● **WHAT THE TASK REQUIRES**: All lines featuring the string "Mediator" are to be listed.

● **DATA RECORDS**:
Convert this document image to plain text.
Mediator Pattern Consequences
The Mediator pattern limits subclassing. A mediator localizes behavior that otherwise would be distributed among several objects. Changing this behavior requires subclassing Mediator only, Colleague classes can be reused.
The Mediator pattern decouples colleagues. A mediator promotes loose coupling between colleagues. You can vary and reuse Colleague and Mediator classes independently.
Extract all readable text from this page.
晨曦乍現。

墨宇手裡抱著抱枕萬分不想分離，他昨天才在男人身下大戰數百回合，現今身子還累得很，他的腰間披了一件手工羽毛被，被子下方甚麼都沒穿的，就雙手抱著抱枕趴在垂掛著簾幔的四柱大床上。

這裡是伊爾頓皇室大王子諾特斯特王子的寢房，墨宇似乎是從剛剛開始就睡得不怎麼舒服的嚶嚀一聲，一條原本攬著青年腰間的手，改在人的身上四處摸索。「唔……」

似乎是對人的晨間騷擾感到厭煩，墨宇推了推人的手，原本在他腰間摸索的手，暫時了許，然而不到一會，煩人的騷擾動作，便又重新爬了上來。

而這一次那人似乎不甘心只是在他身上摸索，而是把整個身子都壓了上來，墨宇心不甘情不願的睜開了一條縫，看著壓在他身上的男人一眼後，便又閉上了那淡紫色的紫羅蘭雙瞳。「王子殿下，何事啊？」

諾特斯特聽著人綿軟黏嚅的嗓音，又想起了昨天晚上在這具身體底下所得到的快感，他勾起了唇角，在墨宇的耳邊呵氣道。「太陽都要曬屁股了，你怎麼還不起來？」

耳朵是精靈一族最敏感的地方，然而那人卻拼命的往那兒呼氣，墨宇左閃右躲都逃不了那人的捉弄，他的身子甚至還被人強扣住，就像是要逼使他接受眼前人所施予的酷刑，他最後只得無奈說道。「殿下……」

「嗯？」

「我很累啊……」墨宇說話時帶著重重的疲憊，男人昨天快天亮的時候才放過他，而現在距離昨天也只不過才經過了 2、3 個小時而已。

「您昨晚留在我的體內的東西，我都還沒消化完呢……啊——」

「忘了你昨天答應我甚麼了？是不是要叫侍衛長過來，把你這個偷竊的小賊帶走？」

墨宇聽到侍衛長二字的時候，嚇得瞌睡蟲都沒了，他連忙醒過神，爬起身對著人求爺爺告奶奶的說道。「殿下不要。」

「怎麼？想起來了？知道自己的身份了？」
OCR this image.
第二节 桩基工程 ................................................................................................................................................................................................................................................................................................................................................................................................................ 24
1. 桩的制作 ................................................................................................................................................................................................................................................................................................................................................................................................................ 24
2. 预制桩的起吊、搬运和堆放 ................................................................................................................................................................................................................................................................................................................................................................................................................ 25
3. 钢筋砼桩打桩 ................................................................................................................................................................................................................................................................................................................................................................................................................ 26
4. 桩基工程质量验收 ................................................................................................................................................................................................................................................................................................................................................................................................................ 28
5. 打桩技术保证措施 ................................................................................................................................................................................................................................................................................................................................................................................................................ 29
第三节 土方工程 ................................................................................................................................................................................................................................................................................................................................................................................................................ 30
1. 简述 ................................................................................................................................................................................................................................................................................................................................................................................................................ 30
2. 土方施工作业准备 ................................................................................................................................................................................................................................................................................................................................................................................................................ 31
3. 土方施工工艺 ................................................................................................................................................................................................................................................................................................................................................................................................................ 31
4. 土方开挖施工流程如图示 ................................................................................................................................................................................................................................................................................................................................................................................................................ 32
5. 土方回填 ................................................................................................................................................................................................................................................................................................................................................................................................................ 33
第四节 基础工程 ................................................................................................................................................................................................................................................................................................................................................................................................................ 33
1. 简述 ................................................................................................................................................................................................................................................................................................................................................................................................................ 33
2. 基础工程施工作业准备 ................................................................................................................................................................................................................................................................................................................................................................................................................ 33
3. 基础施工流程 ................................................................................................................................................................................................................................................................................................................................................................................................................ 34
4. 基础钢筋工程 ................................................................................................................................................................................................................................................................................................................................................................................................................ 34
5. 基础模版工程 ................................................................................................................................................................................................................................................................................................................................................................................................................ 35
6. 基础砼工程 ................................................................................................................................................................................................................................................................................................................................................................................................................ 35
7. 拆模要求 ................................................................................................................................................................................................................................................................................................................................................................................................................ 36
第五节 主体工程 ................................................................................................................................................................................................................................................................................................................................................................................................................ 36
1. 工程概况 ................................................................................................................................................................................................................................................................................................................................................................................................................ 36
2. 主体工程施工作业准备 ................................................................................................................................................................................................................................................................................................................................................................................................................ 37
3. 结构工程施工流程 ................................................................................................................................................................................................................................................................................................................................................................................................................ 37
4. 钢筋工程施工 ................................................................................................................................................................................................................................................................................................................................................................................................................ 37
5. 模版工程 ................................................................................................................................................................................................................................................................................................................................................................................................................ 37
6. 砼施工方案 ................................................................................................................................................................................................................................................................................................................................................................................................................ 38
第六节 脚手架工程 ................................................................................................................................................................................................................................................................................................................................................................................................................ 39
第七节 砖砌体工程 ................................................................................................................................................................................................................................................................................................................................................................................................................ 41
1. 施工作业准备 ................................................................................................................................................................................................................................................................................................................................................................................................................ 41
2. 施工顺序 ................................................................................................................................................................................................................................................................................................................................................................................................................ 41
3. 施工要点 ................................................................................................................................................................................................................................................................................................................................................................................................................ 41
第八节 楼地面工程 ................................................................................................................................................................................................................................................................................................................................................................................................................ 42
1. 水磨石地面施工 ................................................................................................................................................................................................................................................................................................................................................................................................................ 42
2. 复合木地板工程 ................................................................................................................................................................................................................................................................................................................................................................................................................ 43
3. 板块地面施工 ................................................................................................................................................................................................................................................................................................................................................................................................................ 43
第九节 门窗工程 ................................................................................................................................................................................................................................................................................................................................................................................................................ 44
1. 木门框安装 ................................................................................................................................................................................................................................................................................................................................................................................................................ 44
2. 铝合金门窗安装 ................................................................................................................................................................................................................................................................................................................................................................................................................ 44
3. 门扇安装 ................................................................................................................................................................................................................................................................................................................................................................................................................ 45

● **WRITTEN RESPONSE**:
Mediator Pattern Consequences
The Mediator pattern limits subclassing. A mediator localizes behavior that otherwise would be distributed among several objects. Changing this behavior requires subclassing Mediator only, Colleague classes can be reused.
The Mediator pattern decouples colleagues. A mediator promotes loose coupling between colleagues. You can vary and reuse Colleague and Mediator classes independently.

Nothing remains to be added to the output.